Stored items
◇ ◇ ◇ ◇ ◇

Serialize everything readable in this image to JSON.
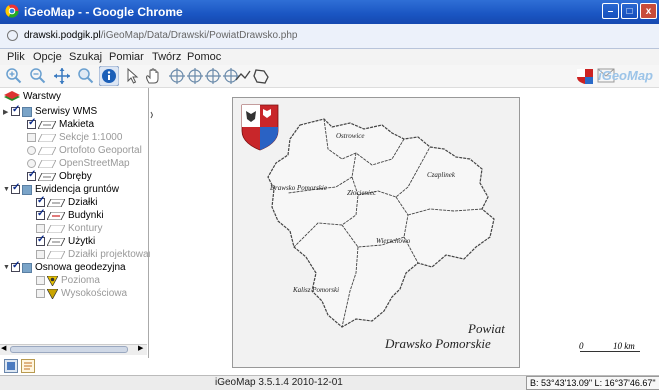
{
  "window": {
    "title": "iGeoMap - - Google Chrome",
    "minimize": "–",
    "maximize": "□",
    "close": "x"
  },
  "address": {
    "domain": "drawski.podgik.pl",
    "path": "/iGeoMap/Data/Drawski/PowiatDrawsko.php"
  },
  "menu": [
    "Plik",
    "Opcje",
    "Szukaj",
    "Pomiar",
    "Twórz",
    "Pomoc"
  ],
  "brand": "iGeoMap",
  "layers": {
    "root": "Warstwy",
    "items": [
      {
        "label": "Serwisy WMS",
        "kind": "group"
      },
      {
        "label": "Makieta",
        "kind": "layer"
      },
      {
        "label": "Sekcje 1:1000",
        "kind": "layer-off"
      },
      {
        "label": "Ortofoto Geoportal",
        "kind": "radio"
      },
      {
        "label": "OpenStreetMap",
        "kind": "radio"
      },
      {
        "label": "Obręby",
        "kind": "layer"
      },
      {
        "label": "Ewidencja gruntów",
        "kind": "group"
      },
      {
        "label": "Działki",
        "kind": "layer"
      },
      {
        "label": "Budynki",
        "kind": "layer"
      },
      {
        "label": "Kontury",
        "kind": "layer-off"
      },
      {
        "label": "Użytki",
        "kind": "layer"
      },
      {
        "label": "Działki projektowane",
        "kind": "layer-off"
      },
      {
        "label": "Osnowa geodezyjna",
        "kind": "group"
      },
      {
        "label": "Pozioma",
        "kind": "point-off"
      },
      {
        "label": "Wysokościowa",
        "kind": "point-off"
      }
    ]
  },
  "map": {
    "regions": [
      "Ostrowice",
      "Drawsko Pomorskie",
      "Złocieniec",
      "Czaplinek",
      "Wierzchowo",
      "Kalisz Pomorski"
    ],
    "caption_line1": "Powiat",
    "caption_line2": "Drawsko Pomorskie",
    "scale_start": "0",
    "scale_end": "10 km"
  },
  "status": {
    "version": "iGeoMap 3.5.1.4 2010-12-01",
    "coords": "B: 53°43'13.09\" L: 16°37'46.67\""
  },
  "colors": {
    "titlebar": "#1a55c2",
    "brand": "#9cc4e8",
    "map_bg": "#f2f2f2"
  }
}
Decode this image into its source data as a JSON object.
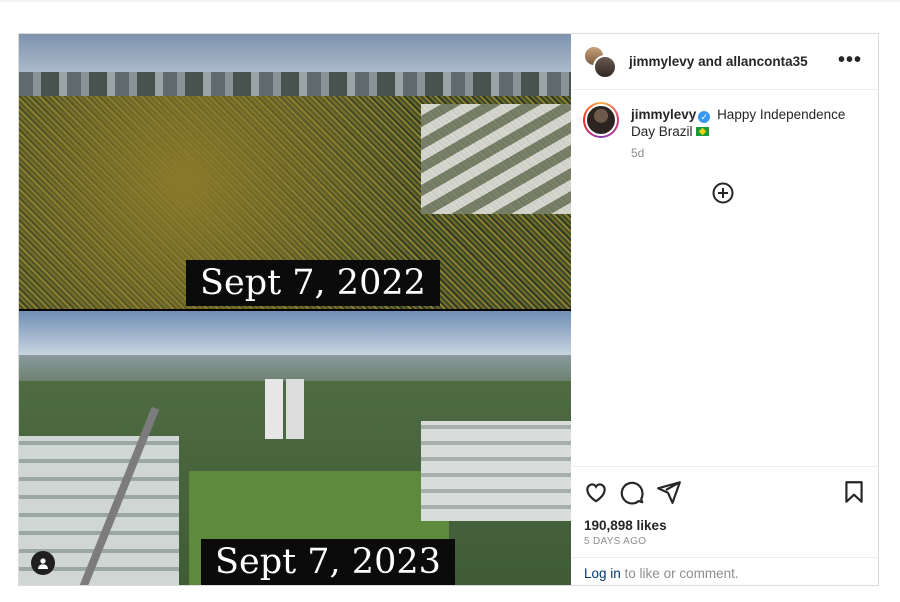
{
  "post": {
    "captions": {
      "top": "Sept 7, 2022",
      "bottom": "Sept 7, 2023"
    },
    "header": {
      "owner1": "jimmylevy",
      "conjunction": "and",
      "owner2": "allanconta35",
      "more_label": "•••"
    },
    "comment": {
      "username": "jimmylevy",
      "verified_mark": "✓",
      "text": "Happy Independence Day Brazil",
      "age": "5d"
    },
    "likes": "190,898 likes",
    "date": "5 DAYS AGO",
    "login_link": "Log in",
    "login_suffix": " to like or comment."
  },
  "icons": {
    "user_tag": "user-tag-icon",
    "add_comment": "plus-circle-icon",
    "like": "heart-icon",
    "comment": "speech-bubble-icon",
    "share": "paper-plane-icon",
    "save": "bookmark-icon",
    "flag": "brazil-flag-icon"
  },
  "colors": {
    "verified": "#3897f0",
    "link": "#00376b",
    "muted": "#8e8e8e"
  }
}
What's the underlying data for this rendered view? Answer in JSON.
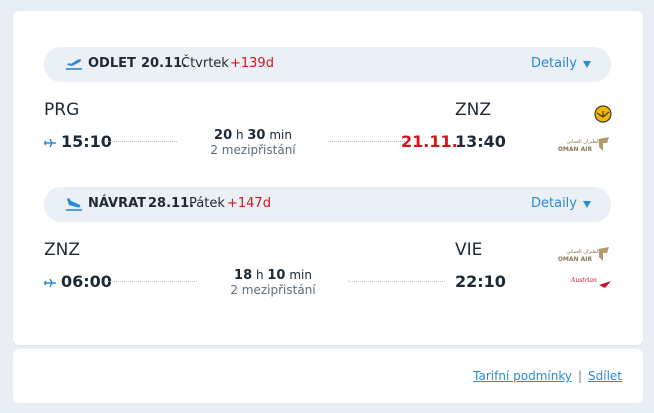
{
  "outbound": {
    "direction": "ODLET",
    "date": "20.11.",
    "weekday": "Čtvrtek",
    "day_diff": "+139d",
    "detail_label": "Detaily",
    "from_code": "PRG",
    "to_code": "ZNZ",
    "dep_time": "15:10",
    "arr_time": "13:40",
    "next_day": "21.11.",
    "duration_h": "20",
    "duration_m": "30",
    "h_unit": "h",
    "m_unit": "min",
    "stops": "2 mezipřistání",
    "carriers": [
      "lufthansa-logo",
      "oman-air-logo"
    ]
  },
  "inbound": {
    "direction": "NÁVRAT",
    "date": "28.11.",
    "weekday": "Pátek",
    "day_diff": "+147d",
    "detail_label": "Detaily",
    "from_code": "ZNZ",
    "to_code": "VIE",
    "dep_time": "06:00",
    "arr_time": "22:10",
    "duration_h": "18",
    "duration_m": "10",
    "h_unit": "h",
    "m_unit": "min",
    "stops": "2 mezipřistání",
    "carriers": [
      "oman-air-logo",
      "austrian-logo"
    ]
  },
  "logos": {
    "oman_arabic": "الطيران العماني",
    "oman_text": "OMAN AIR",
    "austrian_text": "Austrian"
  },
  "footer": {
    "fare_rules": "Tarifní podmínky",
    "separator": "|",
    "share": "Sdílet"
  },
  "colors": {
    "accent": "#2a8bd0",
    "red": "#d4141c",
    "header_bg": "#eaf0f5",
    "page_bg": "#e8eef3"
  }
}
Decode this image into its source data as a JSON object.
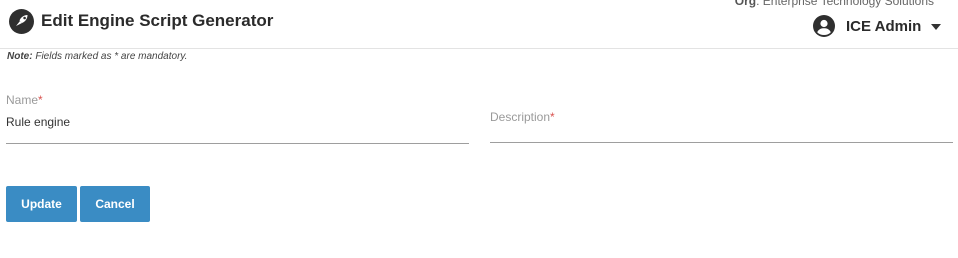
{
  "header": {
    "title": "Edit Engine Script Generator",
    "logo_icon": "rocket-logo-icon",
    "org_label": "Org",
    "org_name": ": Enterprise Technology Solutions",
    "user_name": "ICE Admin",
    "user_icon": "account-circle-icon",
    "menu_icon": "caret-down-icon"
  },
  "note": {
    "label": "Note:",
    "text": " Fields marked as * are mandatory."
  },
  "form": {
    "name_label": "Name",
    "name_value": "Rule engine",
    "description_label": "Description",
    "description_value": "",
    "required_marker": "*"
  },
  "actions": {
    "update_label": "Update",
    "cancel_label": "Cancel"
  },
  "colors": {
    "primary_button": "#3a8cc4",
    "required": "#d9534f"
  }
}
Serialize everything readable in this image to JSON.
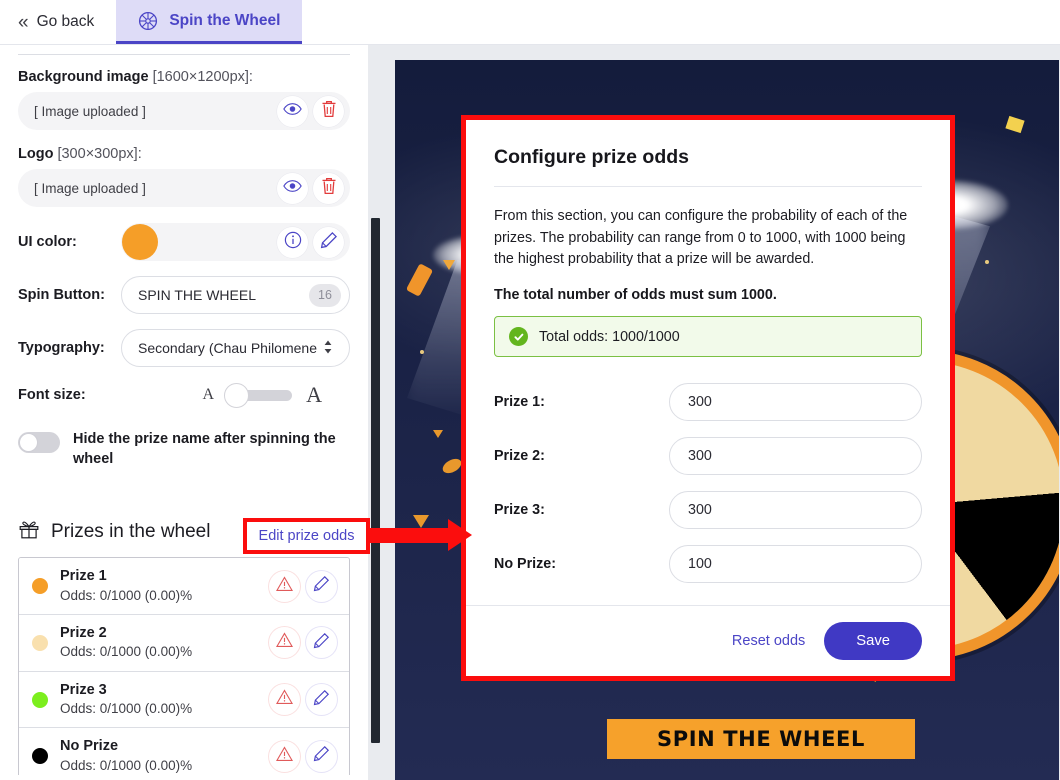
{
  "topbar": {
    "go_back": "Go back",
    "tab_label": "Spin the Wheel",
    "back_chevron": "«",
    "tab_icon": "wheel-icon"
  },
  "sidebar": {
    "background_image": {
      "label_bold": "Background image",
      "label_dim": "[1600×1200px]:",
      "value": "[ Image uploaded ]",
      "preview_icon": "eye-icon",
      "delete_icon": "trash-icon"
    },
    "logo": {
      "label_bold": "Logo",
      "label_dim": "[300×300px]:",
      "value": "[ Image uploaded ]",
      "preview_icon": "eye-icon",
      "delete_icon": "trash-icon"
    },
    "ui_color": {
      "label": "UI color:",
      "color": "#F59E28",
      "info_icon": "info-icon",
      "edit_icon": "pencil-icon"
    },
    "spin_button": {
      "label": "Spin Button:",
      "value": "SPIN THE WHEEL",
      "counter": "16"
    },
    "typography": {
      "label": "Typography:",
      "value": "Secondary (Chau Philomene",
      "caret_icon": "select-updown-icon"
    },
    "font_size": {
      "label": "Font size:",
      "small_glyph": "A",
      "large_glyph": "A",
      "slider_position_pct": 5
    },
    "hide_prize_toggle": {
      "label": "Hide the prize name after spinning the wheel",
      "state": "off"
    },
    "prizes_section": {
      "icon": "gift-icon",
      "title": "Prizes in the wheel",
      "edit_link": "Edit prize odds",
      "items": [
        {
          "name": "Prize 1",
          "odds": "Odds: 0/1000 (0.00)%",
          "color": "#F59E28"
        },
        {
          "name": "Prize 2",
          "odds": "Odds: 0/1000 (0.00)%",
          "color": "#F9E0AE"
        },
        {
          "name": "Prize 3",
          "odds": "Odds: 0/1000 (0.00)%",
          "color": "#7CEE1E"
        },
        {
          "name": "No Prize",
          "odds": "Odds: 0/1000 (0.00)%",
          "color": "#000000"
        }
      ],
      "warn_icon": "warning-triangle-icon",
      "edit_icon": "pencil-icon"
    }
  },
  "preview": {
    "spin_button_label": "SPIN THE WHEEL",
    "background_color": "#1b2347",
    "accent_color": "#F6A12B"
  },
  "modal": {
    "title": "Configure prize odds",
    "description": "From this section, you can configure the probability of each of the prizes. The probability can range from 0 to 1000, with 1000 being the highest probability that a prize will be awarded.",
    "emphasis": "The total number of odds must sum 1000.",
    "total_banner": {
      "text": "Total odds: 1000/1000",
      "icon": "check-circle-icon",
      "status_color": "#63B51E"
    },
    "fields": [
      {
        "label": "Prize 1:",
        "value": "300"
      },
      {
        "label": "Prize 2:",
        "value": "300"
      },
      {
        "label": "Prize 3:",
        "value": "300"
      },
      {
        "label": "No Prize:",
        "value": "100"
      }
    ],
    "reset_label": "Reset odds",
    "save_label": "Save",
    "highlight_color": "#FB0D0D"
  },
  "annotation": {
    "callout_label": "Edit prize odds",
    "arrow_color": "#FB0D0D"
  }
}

◇ ◇ ◇ ◇ ◇

DO THIS ▸ Give only the number of lines in the material above where the string "share" appears.

EXERCISE SOLUTION ▸ 2